** start **

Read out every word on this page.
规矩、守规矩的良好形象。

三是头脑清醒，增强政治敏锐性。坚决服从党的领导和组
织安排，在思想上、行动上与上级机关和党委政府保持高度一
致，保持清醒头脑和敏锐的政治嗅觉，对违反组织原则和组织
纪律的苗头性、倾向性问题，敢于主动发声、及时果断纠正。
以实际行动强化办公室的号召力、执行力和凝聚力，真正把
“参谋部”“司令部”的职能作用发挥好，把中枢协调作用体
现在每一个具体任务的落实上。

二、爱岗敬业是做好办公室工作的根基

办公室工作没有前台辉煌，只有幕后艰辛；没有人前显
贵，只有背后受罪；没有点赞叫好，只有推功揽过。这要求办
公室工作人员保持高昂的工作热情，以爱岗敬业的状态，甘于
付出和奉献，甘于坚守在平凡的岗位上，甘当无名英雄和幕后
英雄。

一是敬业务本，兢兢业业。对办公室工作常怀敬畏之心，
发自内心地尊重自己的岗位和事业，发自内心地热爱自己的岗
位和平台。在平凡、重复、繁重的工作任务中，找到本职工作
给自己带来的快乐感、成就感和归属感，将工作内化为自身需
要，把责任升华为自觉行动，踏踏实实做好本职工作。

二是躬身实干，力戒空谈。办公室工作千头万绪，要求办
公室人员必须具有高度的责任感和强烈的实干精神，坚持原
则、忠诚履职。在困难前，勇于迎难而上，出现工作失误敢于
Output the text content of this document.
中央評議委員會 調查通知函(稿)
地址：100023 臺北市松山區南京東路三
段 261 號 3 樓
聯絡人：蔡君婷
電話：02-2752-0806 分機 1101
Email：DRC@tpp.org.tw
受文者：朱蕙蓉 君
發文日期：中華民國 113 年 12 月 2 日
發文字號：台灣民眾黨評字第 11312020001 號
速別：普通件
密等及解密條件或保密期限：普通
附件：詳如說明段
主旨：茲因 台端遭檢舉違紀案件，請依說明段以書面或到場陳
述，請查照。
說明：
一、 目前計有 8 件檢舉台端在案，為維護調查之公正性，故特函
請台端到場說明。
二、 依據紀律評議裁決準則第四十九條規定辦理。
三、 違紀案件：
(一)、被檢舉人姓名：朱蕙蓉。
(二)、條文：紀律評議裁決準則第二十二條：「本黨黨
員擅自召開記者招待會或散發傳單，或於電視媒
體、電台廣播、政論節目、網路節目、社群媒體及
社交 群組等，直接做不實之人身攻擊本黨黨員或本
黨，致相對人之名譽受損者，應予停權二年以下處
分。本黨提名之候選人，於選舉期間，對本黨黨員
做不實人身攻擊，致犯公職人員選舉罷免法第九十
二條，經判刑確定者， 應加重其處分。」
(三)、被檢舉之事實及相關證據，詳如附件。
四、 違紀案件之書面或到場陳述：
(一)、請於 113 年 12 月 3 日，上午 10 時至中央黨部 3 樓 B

** end **

Aim of the exercise: Output the complete data exactly as written.

Result:
Read out every word on this page.
规矩、守规矩的良好形象。

三是头脑清醒，增强政治敏锐性。坚决服从党的领导和组
织安排，在思想上、行动上与上级机关和党委政府保持高度一
致，保持清醒头脑和敏锐的政治嗅觉，对违反组织原则和组织
纪律的苗头性、倾向性问题，敢于主动发声、及时果断纠正。
以实际行动强化办公室的号召力、执行力和凝聚力，真正把
“参谋部”“司令部”的职能作用发挥好，把中枢协调作用体
现在每一个具体任务的落实上。

二、爱岗敬业是做好办公室工作的根基

办公室工作没有前台辉煌，只有幕后艰辛；没有人前显
贵，只有背后受罪；没有点赞叫好，只有推功揽过。这要求办
公室工作人员保持高昂的工作热情，以爱岗敬业的状态，甘于
付出和奉献，甘于坚守在平凡的岗位上，甘当无名英雄和幕后
英雄。

一是敬业务本，兢兢业业。对办公室工作常怀敬畏之心，
发自内心地尊重自己的岗位和事业，发自内心地热爱自己的岗
位和平台。在平凡、重复、繁重的工作任务中，找到本职工作
给自己带来的快乐感、成就感和归属感，将工作内化为自身需
要，把责任升华为自觉行动，踏踏实实做好本职工作。

二是躬身实干，力戒空谈。办公室工作千头万绪，要求办
公室人员必须具有高度的责任感和强烈的实干精神，坚持原
则、忠诚履职。在困难前，勇于迎难而上，出现工作失误敢于
Output the text content of this document.
中央評議委員會 調查通知函(稿)
地址：100023 臺北市松山區南京東路三
段 261 號 3 樓
聯絡人：蔡君婷
電話：02-2752-0806 分機 1101
Email：DRC@tpp.org.tw
受文者：朱蕙蓉 君
發文日期：中華民國 113 年 12 月 2 日
發文字號：台灣民眾黨評字第 11312020001 號
速別：普通件
密等及解密條件或保密期限：普通
附件：詳如說明段
主旨：茲因 台端遭檢舉違紀案件，請依說明段以書面或到場陳
述，請查照。
說明：
一、 目前計有 8 件檢舉台端在案，為維護調查之公正性，故特函
請台端到場說明。
二、 依據紀律評議裁決準則第四十九條規定辦理。
三、 違紀案件：
(一)、被檢舉人姓名：朱蕙蓉。
(二)、條文：紀律評議裁決準則第二十二條：「本黨黨
員擅自召開記者招待會或散發傳單，或於電視媒
體、電台廣播、政論節目、網路節目、社群媒體及
社交 群組等，直接做不實之人身攻擊本黨黨員或本
黨，致相對人之名譽受損者，應予停權二年以下處
分。本黨提名之候選人，於選舉期間，對本黨黨員
做不實人身攻擊，致犯公職人員選舉罷免法第九十
二條，經判刑確定者， 應加重其處分。」
(三)、被檢舉之事實及相關證據，詳如附件。
四、 違紀案件之書面或到場陳述：
(一)、請於 113 年 12 月 3 日，上午 10 時至中央黨部 3 樓 B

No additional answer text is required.